## EXCERPTED TEXT
=======

Virgin
- Born: 12 June 1773 Pasquaro di Rivarolo Canavese, Turin, Kingdom of Sardinia
- Died: 25 December 1838 (aged 65) Rivarolo Canavese, Turin, Kingdom of Sardinia
- Venerated in: Roman Catholic Church
- Beatified: 2 October 2011, Ivrea, Turin, Italy by Cardinal Tarcisio Bertone
- Feast: 12 June

= Antonia Maria Verna =

Italian Roman Catholic religious sister

Antonia Maria Verna (12 June 1773 – 25 December 1838) was an Italian Roman Catholic religious sister and the founder of the Suore di carità dell'Immacolata Concezione. Verna left her hometown when she was fifteen due to increasing offers of marriage (which she did not want to accept) and returned sometime later when she decided to pursue her religious vocation. Her emphasis was on catechism and founded her religious congregation to better teach catechism to children as well as to tend to ill people.

Her beatification process launched after her death in the 1930s and she was titled as a Servant of God while the confirmation of her life of heroic virtue enabled for her to be titled as venerable on 19 December 2009. Pope Benedict XVI approved a miracle attributed to her intercession which would allow for Verna's beatification; Cardinal Tarcisio Bertone presided over her beatification in 2011 on the pope's behalf.

==Life==
Antonia Maria Verna was born in Pasquaro, village close to Rivarolo Canavese, on 12 June 1773 to the poor peasants Guglielmo Verna (1743-24.3.1798) and Domenica Maria Vacheri (b. 1748) as the second of three children (her parents were married on 24 January 1759); her baptism was celebrated mere hours after her birth in the San Giacomo in Rivarolo church. Her siblings were Michele Domenico (b. 12 October 1769; died some months after his birth) and Michele Andrea Verna (b. 30 November 1775). Her paternal uncle was Giovanni Ludovico and her paternal aunts were Domenica Maria and Maria Maddalena. Her maternal grandparents were Michele Vacheri and Francesca Maria Meaglia. Verna cultivated her deep religious calling as a child (which came from her mother who was responsible for her religious upbringing) and intensified her devotion to Saint Joseph whom she elected as her special patron. Verna also had a devotion to the Child Jesus. Her father died in 1798 following a sudden but brief illness.

=======

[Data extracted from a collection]
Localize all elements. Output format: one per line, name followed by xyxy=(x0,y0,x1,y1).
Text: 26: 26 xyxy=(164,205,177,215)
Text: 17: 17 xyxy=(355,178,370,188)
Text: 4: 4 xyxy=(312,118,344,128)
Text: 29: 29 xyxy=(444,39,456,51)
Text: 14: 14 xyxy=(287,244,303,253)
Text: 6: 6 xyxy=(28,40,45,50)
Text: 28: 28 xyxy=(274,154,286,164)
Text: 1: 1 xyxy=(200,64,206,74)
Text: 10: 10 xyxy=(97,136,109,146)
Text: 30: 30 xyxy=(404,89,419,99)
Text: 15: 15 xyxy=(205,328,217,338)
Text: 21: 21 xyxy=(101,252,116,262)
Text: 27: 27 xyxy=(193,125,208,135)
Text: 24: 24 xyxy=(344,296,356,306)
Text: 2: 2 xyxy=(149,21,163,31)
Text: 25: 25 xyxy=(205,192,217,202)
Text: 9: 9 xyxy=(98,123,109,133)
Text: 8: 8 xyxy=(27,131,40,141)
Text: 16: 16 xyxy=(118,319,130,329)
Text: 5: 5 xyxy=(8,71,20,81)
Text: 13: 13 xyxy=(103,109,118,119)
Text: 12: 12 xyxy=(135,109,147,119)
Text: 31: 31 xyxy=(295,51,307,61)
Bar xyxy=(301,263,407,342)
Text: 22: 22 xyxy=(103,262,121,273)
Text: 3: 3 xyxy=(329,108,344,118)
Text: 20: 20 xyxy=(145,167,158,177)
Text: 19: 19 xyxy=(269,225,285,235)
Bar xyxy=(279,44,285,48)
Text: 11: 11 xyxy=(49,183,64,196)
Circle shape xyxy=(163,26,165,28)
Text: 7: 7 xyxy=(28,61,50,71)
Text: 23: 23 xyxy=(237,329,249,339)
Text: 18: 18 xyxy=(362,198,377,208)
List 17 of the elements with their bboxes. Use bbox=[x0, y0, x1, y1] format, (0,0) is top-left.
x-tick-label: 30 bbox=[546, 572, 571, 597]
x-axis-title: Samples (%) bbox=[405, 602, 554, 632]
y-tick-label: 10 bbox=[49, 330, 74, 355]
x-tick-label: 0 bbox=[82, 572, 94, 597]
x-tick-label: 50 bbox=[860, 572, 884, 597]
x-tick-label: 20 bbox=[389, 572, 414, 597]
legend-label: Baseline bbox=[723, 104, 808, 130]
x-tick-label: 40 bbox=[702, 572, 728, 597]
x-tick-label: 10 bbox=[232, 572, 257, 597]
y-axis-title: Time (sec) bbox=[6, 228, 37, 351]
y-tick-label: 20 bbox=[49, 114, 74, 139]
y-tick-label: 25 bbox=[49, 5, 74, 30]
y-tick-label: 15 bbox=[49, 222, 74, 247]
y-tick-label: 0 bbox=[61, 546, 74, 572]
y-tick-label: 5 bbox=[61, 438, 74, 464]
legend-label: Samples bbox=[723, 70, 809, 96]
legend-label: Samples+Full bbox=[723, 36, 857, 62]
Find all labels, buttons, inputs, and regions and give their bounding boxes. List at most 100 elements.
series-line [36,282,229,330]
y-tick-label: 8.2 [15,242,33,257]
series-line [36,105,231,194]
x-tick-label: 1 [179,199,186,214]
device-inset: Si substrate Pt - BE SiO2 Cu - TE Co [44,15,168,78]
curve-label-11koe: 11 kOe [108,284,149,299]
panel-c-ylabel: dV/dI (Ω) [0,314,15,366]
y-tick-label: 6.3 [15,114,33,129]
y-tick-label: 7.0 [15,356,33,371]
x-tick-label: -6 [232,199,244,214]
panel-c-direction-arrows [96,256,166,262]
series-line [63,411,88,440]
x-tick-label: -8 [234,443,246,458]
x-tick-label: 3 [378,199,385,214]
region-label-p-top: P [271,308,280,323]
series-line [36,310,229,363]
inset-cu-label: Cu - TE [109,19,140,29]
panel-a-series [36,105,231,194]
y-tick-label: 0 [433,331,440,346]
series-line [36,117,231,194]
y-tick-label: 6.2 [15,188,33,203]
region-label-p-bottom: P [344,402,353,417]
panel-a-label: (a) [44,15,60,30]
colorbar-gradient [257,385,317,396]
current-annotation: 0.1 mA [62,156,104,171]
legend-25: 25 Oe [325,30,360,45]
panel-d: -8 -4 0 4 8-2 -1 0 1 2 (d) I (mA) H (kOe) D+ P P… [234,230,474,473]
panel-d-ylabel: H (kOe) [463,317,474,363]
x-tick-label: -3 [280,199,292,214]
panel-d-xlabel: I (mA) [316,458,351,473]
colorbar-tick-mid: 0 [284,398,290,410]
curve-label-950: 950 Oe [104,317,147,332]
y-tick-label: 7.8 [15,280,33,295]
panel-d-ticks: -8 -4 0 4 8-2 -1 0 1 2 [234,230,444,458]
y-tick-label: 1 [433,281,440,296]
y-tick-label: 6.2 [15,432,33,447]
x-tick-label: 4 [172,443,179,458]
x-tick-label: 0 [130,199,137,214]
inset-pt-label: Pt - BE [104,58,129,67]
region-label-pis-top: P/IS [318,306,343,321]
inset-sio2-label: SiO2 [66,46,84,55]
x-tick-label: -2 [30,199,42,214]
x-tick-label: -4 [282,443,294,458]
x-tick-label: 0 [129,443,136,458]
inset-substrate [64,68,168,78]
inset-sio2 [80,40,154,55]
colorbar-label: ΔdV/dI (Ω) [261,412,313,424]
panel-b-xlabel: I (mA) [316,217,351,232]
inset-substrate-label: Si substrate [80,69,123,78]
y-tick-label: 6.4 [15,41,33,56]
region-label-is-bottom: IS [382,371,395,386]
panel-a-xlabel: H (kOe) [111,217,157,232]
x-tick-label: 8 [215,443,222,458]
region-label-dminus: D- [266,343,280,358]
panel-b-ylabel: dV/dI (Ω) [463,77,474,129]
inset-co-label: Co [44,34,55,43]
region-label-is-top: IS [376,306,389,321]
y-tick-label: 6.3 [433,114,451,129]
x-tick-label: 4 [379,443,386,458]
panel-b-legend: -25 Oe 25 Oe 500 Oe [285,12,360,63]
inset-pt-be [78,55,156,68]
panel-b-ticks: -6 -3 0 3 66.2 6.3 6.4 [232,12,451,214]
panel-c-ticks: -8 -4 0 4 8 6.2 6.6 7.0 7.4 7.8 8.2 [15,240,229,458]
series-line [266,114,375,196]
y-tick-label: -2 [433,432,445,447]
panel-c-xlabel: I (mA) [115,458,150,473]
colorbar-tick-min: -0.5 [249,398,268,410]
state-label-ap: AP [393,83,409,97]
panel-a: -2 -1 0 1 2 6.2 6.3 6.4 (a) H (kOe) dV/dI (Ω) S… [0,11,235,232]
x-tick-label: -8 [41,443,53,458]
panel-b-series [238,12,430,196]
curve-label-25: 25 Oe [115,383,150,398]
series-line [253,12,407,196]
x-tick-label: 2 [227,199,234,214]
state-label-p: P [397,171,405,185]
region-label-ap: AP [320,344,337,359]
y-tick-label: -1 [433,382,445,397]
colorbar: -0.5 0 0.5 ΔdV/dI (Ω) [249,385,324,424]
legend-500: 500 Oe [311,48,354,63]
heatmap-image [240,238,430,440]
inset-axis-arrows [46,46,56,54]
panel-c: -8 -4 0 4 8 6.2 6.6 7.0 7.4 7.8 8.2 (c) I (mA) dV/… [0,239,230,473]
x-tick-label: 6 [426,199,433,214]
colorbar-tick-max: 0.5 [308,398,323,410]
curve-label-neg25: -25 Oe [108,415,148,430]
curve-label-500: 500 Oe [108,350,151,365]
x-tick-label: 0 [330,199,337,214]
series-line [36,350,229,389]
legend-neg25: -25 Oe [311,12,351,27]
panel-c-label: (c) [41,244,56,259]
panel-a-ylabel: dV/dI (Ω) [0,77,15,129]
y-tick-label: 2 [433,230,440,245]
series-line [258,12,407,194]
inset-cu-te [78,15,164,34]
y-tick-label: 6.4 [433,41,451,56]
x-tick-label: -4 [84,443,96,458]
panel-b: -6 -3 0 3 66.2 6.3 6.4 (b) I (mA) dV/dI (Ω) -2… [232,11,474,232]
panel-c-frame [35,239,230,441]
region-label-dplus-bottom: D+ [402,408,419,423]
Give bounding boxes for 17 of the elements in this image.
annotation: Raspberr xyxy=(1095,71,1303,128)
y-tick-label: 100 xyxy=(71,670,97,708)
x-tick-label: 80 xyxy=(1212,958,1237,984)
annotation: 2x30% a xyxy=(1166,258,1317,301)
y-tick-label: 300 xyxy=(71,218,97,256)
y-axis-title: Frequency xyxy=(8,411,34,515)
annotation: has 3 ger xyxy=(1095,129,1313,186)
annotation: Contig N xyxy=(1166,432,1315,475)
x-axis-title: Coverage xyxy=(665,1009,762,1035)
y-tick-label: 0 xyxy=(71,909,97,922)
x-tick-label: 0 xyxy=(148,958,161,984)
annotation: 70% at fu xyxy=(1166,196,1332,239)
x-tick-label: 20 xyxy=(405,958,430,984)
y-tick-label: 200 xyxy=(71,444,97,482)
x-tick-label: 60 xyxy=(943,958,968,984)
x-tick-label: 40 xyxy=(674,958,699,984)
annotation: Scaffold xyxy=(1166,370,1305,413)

=======

## OBJECTIVE 1
Rewrite the paragraph of the Antonia Maria Verna biography beginning "Antonia Maria Verna (12 June 1773 – 25 December 1838)" in a shorter form that keeps its main facts.
## OBJECTIVE 2
Using the Antonia Maria Verna biography, state whether each statement agrees with it: (a) Verna was the eldest of her parents' children; (b) Verna was baptized in the San Giacomo in Rivarolo church; (c) Verna was titled venerable on 19 December 2009. For each, answer yes or no and quote the deciding words.

## EXERCISE OUTPUT 1
Antonia Maria Verna (1773–1838) was an Italian Roman Catholic religious sister who founded the Suore di carità dell'Immacolata Concezione. At fifteen she left her hometown because of growing offers of marriage that she did not want. She returned later to pursue her religious vocation. Her focus was catechism, and she founded her congregation to teach it better to children and to care for ill people.

## EXERCISE OUTPUT 2
(a) No: "as the second of three children"
(b) Yes: "her baptism was celebrated mere hours after her birth in the San Giacomo in Rivarolo church"
(c) Yes: "enabled for her to be titled as venerable on 19 December 2009"